Do this.
Copy each line that contains the string "Touch".

Recorded data.
━━━━━━━━━━━━━━━━

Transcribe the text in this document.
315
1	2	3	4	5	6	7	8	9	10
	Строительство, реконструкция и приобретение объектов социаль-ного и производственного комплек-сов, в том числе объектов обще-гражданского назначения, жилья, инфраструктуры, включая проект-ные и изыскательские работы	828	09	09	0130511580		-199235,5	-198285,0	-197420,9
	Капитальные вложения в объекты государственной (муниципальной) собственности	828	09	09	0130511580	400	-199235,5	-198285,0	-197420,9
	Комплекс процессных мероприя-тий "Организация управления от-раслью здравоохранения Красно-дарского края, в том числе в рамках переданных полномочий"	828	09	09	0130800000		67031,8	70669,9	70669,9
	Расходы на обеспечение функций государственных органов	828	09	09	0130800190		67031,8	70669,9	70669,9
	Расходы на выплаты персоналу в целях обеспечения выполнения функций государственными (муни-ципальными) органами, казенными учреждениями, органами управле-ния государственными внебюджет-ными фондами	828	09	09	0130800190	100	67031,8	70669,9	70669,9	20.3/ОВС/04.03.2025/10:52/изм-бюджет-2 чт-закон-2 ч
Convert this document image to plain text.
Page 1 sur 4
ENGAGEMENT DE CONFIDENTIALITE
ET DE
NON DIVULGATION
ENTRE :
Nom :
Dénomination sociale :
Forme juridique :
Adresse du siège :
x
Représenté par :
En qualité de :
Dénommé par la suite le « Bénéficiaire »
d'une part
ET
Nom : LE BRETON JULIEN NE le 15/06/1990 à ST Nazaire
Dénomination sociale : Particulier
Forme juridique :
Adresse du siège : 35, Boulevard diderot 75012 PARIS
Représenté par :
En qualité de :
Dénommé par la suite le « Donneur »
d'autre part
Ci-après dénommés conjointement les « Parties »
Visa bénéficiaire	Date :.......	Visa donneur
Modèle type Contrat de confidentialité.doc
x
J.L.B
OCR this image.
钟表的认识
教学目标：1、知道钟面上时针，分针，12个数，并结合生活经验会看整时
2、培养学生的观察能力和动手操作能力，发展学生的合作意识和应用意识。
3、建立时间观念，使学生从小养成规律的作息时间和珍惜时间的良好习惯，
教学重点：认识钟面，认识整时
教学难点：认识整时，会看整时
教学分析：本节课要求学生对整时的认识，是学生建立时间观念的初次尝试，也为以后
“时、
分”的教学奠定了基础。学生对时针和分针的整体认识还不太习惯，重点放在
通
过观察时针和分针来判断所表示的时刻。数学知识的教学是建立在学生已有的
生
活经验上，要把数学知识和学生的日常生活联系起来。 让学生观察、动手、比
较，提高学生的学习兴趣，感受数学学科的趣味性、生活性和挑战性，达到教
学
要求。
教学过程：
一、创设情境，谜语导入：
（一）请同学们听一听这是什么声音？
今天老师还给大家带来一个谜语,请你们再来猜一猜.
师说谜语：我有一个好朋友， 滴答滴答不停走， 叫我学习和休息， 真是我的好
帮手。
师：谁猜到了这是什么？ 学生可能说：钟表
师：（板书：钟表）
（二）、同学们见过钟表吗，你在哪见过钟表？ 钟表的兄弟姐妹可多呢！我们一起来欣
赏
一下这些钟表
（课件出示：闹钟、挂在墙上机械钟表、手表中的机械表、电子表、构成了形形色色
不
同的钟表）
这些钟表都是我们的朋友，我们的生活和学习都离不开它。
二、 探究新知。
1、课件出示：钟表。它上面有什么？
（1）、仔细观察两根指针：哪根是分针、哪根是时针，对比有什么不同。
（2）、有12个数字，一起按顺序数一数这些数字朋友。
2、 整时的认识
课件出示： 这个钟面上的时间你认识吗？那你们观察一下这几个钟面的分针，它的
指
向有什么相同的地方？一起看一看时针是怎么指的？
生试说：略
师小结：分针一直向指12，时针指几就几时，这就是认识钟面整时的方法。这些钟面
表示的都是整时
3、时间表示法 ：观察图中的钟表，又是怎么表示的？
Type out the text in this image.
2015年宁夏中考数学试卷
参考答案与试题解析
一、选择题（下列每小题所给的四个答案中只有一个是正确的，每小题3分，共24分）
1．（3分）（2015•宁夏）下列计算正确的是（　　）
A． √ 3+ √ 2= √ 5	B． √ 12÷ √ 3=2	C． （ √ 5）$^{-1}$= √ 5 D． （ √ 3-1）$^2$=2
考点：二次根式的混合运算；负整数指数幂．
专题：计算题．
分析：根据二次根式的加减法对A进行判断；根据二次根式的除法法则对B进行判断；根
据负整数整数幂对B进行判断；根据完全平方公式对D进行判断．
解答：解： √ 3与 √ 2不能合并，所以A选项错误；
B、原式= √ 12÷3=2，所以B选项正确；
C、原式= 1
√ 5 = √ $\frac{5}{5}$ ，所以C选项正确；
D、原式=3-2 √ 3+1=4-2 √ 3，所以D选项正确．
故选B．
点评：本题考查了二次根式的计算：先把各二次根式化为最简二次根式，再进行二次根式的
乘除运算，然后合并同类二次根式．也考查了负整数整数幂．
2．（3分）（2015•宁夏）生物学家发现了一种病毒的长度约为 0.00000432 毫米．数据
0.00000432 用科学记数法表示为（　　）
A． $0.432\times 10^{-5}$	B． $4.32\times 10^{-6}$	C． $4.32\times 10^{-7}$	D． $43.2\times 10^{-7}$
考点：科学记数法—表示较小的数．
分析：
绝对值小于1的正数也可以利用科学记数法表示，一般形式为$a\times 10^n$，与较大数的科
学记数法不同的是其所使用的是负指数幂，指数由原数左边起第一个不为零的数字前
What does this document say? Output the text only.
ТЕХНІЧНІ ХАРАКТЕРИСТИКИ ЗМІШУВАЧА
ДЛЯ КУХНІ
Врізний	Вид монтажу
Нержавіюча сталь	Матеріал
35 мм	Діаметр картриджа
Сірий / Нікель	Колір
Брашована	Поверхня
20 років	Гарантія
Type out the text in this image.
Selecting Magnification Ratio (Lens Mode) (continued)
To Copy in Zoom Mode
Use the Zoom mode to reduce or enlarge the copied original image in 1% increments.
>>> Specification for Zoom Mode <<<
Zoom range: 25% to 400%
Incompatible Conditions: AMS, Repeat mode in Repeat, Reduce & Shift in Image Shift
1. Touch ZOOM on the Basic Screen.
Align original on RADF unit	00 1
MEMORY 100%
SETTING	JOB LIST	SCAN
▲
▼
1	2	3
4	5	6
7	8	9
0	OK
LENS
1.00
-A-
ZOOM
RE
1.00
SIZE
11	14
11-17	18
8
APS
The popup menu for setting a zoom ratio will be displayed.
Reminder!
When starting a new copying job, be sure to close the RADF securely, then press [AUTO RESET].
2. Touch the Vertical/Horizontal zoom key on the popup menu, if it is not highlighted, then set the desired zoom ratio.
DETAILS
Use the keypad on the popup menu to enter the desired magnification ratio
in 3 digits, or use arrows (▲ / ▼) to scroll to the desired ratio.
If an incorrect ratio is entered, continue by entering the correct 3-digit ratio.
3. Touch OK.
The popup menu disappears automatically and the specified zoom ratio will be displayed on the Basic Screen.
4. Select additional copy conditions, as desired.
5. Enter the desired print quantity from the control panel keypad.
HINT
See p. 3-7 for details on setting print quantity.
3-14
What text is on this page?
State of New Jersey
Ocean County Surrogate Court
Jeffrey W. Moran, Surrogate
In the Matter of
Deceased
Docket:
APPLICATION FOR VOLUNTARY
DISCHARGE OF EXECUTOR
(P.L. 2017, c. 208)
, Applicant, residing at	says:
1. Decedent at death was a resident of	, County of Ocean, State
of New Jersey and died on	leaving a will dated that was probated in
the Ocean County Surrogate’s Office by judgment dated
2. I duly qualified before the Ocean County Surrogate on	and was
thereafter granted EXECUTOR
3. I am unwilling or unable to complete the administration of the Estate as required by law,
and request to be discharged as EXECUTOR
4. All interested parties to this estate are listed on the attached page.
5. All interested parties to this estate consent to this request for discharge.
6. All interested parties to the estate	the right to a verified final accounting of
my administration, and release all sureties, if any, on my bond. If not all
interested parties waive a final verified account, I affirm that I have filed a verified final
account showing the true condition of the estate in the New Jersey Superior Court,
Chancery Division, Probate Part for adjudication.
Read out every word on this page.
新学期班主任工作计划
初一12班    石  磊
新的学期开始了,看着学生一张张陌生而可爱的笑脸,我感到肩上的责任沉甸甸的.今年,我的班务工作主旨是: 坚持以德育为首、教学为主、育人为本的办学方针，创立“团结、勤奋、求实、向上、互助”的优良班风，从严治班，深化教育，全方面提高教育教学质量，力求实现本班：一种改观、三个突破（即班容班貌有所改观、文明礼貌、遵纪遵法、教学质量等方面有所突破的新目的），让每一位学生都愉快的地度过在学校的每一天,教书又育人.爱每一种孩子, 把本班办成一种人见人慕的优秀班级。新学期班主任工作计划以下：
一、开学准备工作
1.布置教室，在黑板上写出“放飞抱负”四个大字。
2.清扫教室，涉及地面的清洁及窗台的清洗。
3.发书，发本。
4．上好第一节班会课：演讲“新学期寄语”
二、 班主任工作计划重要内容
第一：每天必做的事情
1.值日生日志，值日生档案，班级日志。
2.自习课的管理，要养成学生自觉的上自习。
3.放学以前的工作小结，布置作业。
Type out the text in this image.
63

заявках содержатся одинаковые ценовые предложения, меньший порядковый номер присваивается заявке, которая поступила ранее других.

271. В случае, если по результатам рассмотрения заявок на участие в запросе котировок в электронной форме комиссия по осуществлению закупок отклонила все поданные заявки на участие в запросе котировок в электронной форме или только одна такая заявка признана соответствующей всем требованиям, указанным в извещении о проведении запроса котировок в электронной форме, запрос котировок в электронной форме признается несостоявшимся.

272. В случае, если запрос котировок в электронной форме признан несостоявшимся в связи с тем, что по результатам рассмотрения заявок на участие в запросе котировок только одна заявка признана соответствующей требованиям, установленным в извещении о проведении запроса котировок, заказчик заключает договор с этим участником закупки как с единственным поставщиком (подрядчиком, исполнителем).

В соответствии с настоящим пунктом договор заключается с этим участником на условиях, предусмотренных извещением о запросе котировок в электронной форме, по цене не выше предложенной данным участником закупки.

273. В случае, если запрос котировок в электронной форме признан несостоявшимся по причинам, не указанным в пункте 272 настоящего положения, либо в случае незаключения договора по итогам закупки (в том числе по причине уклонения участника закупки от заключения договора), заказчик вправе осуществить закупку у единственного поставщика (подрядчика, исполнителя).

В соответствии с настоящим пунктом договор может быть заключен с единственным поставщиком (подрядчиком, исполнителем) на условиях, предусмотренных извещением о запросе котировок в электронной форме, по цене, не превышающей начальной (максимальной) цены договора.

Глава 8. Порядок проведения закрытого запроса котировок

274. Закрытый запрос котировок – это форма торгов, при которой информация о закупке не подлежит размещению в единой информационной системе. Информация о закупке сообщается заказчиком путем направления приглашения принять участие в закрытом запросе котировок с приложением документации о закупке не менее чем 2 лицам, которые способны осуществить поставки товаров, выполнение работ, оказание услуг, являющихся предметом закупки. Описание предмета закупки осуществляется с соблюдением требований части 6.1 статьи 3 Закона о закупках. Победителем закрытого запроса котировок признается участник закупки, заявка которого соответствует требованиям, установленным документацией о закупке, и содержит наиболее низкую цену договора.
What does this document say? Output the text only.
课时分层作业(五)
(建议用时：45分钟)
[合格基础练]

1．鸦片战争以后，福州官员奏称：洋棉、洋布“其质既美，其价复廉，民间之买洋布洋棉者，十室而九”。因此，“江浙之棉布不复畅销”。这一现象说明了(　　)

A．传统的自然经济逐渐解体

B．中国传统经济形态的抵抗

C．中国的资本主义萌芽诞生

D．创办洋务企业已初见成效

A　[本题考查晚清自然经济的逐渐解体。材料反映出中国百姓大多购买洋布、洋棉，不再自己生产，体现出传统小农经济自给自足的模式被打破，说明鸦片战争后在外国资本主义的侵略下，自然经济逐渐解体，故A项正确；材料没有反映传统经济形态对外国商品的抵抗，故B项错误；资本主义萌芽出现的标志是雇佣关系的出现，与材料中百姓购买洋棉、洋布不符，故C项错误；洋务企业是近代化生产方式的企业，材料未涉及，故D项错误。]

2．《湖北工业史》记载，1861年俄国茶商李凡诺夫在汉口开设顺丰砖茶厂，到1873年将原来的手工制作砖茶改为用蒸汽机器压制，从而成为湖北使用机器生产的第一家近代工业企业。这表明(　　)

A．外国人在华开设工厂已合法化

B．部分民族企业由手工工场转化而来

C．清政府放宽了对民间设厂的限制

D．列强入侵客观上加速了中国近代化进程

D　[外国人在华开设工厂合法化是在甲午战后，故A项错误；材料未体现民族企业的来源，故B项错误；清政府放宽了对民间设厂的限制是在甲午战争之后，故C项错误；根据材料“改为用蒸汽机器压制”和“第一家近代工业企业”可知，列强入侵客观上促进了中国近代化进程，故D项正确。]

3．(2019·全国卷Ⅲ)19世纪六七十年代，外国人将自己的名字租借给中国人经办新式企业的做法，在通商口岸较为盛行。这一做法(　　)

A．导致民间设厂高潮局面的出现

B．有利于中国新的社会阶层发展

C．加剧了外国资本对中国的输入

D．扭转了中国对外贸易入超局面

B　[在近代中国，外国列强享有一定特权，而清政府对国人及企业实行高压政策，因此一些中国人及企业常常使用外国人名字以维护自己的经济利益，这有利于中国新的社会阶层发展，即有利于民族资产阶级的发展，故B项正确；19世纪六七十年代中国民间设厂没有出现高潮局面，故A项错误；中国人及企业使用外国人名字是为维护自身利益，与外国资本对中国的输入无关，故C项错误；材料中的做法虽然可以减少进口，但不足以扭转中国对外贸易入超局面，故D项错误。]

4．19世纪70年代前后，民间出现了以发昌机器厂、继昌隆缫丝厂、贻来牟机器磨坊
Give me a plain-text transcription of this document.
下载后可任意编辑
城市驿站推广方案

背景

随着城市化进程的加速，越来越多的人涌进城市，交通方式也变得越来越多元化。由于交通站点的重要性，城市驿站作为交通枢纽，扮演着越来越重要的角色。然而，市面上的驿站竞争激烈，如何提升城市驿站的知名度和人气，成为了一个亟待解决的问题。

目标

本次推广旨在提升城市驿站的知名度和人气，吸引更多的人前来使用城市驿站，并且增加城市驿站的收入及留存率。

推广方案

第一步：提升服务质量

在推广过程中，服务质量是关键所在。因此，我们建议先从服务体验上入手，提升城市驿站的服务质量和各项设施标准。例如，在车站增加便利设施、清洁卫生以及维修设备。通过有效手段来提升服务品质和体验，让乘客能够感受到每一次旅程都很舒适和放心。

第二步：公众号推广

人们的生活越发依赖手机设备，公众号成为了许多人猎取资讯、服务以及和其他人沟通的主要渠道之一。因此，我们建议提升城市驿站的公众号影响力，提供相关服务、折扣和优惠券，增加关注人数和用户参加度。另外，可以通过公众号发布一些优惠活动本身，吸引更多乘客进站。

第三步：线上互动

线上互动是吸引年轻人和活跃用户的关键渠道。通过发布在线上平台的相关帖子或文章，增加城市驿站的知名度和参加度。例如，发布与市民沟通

━━━━━━━━━━━━━━━━

Answer.
1. Touch ZOOM on the Basic Screen.
2. Touch the Vertical/Horizontal zoom key on the popup menu, if it is not highlighted, then set the desired zoom ratio.
3. Touch OK.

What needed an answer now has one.